GOAL: Leaving out every picture, quote the data below exactly as it appears.

RECORDS FOR PROCESSING:

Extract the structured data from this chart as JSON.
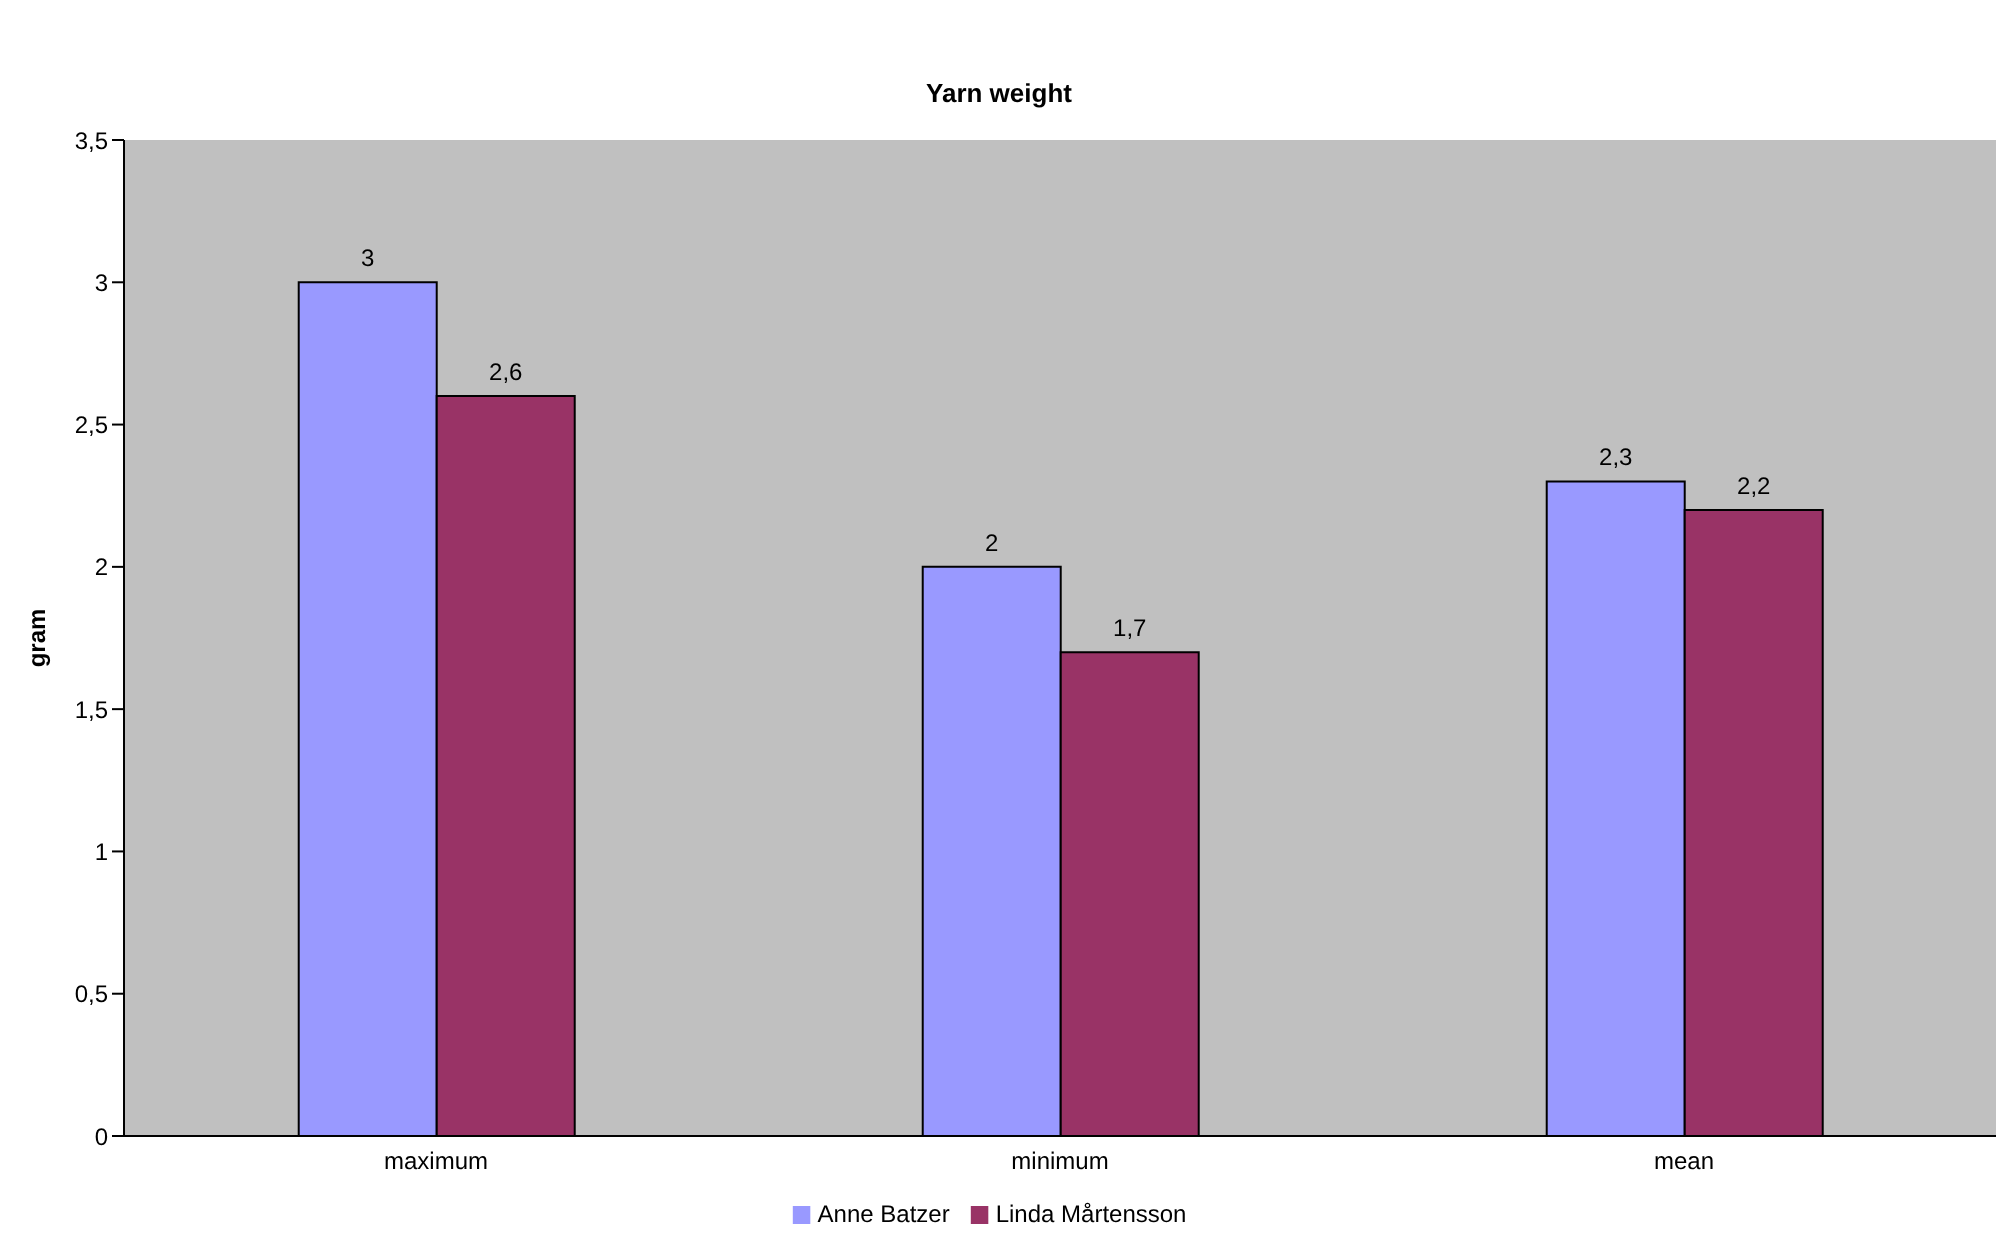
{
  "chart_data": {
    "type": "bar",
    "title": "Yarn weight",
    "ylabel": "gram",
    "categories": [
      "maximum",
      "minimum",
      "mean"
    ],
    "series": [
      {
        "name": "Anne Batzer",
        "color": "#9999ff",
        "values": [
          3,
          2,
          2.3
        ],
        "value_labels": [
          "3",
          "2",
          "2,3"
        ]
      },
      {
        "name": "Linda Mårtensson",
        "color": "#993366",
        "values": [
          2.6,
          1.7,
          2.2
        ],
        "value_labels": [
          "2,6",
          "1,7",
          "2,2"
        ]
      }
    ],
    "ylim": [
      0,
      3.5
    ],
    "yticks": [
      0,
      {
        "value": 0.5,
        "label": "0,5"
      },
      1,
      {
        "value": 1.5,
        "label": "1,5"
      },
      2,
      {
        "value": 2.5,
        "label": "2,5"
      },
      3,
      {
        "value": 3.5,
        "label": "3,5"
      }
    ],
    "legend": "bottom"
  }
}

EXERCISE OUTPUT:
Extract the structured data from this chart as JSON.
{
  "chart_data": {
    "type": "bar",
    "title": "Yarn weight",
    "ylabel": "gram",
    "categories": [
      "maximum",
      "minimum",
      "mean"
    ],
    "series": [
      {
        "name": "Anne Batzer",
        "color": "#9999ff",
        "values": [
          3,
          2,
          2.3
        ],
        "value_labels": [
          "3",
          "2",
          "2,3"
        ]
      },
      {
        "name": "Linda Mårtensson",
        "color": "#993366",
        "values": [
          2.6,
          1.7,
          2.2
        ],
        "value_labels": [
          "2,6",
          "1,7",
          "2,2"
        ]
      }
    ],
    "ylim": [
      0,
      3.5
    ],
    "yticks": [
      0,
      {
        "value": 0.5,
        "label": "0,5"
      },
      1,
      {
        "value": 1.5,
        "label": "1,5"
      },
      2,
      {
        "value": 2.5,
        "label": "2,5"
      },
      3,
      {
        "value": 3.5,
        "label": "3,5"
      }
    ],
    "legend": "bottom"
  }
}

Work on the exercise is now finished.